[start]

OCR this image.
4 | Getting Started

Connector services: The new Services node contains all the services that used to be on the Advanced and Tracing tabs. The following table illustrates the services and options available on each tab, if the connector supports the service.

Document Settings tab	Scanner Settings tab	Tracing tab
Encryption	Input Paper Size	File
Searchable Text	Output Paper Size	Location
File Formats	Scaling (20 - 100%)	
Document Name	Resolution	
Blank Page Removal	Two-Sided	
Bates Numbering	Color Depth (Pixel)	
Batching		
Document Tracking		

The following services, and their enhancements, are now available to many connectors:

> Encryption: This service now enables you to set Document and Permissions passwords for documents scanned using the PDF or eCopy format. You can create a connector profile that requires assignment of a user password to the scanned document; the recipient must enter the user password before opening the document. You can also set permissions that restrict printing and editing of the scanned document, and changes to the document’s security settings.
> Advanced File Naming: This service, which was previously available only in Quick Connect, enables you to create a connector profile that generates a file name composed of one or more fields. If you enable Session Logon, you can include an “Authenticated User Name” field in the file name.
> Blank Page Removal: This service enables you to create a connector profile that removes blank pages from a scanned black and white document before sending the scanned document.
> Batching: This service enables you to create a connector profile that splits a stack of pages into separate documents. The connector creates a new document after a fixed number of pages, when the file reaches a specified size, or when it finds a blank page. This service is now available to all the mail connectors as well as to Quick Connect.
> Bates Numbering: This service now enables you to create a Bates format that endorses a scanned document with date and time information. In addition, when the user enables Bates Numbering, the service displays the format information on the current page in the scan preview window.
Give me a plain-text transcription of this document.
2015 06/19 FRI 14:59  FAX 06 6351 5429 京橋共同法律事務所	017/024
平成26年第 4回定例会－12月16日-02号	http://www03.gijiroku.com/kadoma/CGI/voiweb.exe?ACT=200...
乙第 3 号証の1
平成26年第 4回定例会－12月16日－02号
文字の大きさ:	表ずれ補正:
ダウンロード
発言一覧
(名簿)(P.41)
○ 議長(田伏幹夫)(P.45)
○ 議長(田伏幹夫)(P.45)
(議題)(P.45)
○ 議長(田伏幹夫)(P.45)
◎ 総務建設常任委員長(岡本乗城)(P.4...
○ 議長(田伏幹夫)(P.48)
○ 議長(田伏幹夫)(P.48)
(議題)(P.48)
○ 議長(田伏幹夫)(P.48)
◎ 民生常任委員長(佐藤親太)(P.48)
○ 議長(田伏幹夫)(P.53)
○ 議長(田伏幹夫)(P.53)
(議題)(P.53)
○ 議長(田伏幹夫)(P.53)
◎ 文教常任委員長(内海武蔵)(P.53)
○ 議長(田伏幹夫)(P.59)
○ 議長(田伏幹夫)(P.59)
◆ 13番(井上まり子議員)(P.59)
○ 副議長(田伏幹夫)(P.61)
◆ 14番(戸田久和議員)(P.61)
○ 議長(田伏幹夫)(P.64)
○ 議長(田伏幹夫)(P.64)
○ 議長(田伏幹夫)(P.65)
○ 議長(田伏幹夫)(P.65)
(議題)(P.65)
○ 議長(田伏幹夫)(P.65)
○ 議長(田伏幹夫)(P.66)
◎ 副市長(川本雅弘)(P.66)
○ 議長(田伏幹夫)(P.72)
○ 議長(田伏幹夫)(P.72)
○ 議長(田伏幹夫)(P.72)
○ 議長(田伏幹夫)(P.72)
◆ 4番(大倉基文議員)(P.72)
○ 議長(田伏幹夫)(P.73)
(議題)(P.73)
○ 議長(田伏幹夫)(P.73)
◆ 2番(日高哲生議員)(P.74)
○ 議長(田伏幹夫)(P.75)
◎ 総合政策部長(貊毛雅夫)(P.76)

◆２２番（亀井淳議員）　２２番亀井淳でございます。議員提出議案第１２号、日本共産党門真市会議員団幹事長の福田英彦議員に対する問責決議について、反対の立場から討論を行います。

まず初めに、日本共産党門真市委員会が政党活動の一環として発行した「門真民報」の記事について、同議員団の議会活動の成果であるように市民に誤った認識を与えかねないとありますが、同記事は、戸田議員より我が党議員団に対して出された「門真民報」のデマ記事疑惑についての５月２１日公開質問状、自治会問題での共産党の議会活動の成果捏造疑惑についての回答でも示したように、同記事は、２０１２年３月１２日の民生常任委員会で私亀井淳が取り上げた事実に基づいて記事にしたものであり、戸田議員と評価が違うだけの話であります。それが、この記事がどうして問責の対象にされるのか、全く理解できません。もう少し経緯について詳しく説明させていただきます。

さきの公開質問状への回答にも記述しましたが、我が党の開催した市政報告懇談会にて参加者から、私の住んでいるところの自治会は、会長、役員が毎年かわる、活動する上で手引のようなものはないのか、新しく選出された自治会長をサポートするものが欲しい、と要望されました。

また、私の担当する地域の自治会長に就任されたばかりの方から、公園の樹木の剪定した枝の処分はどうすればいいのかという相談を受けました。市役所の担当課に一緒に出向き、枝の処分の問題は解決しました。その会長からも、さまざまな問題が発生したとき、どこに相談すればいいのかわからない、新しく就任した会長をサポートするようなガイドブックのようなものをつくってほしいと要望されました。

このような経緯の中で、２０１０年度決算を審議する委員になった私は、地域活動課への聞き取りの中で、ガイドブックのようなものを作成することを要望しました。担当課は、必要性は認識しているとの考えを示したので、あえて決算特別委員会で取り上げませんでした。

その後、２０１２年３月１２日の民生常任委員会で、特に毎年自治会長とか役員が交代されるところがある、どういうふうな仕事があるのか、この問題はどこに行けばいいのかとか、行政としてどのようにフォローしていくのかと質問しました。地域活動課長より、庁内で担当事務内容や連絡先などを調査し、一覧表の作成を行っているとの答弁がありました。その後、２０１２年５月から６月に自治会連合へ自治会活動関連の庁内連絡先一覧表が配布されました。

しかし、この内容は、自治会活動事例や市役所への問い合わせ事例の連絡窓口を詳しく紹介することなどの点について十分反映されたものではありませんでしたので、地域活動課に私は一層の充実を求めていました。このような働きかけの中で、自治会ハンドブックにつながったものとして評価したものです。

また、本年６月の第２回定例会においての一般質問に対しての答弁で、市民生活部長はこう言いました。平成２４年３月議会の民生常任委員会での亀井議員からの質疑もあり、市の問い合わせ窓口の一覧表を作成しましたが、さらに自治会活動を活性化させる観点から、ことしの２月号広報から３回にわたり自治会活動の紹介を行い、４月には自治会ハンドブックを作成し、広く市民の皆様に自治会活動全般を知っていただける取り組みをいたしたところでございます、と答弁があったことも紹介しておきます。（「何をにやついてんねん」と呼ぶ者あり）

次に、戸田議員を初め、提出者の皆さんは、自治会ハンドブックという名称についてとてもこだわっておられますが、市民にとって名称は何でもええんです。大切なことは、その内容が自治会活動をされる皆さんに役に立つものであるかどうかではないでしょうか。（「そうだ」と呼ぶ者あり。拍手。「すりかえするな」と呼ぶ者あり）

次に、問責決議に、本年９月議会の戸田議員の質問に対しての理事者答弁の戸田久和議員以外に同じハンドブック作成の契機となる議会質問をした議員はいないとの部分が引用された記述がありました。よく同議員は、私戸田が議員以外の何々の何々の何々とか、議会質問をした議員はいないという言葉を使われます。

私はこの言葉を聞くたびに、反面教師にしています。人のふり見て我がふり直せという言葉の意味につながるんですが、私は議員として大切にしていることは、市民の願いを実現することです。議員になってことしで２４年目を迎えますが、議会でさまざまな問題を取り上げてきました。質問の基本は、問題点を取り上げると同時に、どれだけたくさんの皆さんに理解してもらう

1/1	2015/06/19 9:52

[end]

--- What is asked ---
Reproduce each line holding the word "Name".

--- Problem solution ---
Document Name	Resolution	
> Advanced File Naming: This service, which was previously available only in Quick Connect, enables you to create a connector profile that generates a file name composed of one or more fields. If you enable Session Logon, you can include an “Authenticated User Name” field in the file name.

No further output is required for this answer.